What follows is a listing. Return every line of it exactly.
▬▬▬▬▬▬▬▬▬▬
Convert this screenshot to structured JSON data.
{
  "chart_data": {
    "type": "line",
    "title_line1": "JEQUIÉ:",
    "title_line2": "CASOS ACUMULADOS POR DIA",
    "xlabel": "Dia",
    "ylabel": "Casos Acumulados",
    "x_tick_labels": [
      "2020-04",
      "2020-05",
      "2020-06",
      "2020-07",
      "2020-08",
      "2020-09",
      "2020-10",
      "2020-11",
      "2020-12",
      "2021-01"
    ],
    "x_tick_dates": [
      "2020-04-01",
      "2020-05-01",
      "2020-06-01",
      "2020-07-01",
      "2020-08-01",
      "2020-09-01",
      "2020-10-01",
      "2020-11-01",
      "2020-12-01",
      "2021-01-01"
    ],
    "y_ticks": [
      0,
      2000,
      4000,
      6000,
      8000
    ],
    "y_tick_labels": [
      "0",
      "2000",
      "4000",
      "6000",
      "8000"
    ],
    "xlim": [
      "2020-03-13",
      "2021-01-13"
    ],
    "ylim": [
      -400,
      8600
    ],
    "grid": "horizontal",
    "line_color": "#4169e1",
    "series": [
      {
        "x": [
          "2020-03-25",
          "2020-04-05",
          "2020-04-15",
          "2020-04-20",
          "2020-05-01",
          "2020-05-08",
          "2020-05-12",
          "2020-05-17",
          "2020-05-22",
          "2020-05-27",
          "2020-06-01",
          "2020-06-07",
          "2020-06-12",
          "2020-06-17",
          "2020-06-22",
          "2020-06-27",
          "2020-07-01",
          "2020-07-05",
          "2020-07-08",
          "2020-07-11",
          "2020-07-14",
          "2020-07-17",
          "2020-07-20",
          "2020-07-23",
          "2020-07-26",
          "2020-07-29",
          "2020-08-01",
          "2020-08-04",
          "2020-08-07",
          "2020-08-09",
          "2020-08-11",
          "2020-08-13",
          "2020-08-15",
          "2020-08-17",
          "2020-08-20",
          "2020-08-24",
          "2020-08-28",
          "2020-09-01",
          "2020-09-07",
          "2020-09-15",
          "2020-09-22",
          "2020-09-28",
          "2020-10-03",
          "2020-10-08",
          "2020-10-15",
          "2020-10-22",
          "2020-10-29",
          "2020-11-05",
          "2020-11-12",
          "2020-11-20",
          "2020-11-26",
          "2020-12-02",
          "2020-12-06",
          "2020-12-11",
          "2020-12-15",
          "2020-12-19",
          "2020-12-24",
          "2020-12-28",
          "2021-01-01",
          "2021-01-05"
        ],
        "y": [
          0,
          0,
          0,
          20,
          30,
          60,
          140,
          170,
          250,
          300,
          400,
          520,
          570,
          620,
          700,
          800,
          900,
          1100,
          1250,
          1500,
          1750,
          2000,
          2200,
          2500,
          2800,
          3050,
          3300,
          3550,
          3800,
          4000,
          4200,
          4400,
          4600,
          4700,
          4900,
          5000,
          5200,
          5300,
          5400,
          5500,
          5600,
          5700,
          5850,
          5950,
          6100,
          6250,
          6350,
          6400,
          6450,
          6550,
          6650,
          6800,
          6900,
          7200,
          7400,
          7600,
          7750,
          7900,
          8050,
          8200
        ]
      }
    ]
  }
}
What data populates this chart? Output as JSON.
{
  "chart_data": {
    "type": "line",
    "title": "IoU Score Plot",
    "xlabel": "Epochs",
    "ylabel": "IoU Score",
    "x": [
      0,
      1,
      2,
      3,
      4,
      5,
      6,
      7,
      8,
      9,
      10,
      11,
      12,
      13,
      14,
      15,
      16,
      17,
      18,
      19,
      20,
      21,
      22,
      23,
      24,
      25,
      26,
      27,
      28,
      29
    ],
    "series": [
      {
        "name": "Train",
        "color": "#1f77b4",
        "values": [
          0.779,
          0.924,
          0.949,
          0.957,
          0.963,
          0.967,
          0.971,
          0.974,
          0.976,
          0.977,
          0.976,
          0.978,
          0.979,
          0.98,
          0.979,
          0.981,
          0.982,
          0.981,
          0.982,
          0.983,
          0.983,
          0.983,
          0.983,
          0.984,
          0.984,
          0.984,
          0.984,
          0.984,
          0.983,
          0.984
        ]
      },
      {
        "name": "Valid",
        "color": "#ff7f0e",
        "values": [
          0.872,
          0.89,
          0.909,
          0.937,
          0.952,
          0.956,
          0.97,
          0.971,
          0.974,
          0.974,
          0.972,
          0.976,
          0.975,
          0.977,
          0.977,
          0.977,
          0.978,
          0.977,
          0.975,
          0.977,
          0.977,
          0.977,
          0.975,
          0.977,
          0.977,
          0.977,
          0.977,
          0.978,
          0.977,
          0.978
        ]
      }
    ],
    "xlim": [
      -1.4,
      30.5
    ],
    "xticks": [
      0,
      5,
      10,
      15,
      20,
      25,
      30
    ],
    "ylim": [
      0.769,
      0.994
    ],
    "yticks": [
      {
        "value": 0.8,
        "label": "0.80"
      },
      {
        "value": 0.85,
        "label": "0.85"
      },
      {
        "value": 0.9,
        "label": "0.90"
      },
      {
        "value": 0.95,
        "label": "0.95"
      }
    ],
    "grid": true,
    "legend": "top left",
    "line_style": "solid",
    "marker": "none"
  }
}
▬▬▬▬▬▬▬▬▬▬
## ANSWER TO THE TASK
Convert this screenshot to structured JSON data.
{
  "chart_data": {
    "type": "line",
    "title_line1": "JEQUIÉ:",
    "title_line2": "CASOS ACUMULADOS POR DIA",
    "xlabel": "Dia",
    "ylabel": "Casos Acumulados",
    "x_tick_labels": [
      "2020-04",
      "2020-05",
      "2020-06",
      "2020-07",
      "2020-08",
      "2020-09",
      "2020-10",
      "2020-11",
      "2020-12",
      "2021-01"
    ],
    "x_tick_dates": [
      "2020-04-01",
      "2020-05-01",
      "2020-06-01",
      "2020-07-01",
      "2020-08-01",
      "2020-09-01",
      "2020-10-01",
      "2020-11-01",
      "2020-12-01",
      "2021-01-01"
    ],
    "y_ticks": [
      0,
      2000,
      4000,
      6000,
      8000
    ],
    "y_tick_labels": [
      "0",
      "2000",
      "4000",
      "6000",
      "8000"
    ],
    "xlim": [
      "2020-03-13",
      "2021-01-13"
    ],
    "ylim": [
      -400,
      8600
    ],
    "grid": "horizontal",
    "line_color": "#4169e1",
    "series": [
      {
        "x": [
          "2020-03-25",
          "2020-04-05",
          "2020-04-15",
          "2020-04-20",
          "2020-05-01",
          "2020-05-08",
          "2020-05-12",
          "2020-05-17",
          "2020-05-22",
          "2020-05-27",
          "2020-06-01",
          "2020-06-07",
          "2020-06-12",
          "2020-06-17",
          "2020-06-22",
          "2020-06-27",
          "2020-07-01",
          "2020-07-05",
          "2020-07-08",
          "2020-07-11",
          "2020-07-14",
          "2020-07-17",
          "2020-07-20",
          "2020-07-23",
          "2020-07-26",
          "2020-07-29",
          "2020-08-01",
          "2020-08-04",
          "2020-08-07",
          "2020-08-09",
          "2020-08-11",
          "2020-08-13",
          "2020-08-15",
          "2020-08-17",
          "2020-08-20",
          "2020-08-24",
          "2020-08-28",
          "2020-09-01",
          "2020-09-07",
          "2020-09-15",
          "2020-09-22",
          "2020-09-28",
          "2020-10-03",
          "2020-10-08",
          "2020-10-15",
          "2020-10-22",
          "2020-10-29",
          "2020-11-05",
          "2020-11-12",
          "2020-11-20",
          "2020-11-26",
          "2020-12-02",
          "2020-12-06",
          "2020-12-11",
          "2020-12-15",
          "2020-12-19",
          "2020-12-24",
          "2020-12-28",
          "2021-01-01",
          "2021-01-05"
        ],
        "y": [
          0,
          0,
          0,
          20,
          30,
          60,
          140,
          170,
          250,
          300,
          400,
          520,
          570,
          620,
          700,
          800,
          900,
          1100,
          1250,
          1500,
          1750,
          2000,
          2200,
          2500,
          2800,
          3050,
          3300,
          3550,
          3800,
          4000,
          4200,
          4400,
          4600,
          4700,
          4900,
          5000,
          5200,
          5300,
          5400,
          5500,
          5600,
          5700,
          5850,
          5950,
          6100,
          6250,
          6350,
          6400,
          6450,
          6550,
          6650,
          6800,
          6900,
          7200,
          7400,
          7600,
          7750,
          7900,
          8050,
          8200
        ]
      }
    ]
  }
}
What data populates this chart? Output as JSON.
{
  "chart_data": {
    "type": "line",
    "title": "IoU Score Plot",
    "xlabel": "Epochs",
    "ylabel": "IoU Score",
    "x": [
      0,
      1,
      2,
      3,
      4,
      5,
      6,
      7,
      8,
      9,
      10,
      11,
      12,
      13,
      14,
      15,
      16,
      17,
      18,
      19,
      20,
      21,
      22,
      23,
      24,
      25,
      26,
      27,
      28,
      29
    ],
    "series": [
      {
        "name": "Train",
        "color": "#1f77b4",
        "values": [
          0.779,
          0.924,
          0.949,
          0.957,
          0.963,
          0.967,
          0.971,
          0.974,
          0.976,
          0.977,
          0.976,
          0.978,
          0.979,
          0.98,
          0.979,
          0.981,
          0.982,
          0.981,
          0.982,
          0.983,
          0.983,
          0.983,
          0.983,
          0.984,
          0.984,
          0.984,
          0.984,
          0.984,
          0.983,
          0.984
        ]
      },
      {
        "name": "Valid",
        "color": "#ff7f0e",
        "values": [
          0.872,
          0.89,
          0.909,
          0.937,
          0.952,
          0.956,
          0.97,
          0.971,
          0.974,
          0.974,
          0.972,
          0.976,
          0.975,
          0.977,
          0.977,
          0.977,
          0.978,
          0.977,
          0.975,
          0.977,
          0.977,
          0.977,
          0.975,
          0.977,
          0.977,
          0.977,
          0.977,
          0.978,
          0.977,
          0.978
        ]
      }
    ],
    "xlim": [
      -1.4,
      30.5
    ],
    "xticks": [
      0,
      5,
      10,
      15,
      20,
      25,
      30
    ],
    "ylim": [
      0.769,
      0.994
    ],
    "yticks": [
      {
        "value": 0.8,
        "label": "0.80"
      },
      {
        "value": 0.85,
        "label": "0.85"
      },
      {
        "value": 0.9,
        "label": "0.90"
      },
      {
        "value": 0.95,
        "label": "0.95"
      }
    ],
    "grid": true,
    "legend": "top left",
    "line_style": "solid",
    "marker": "none"
  }
}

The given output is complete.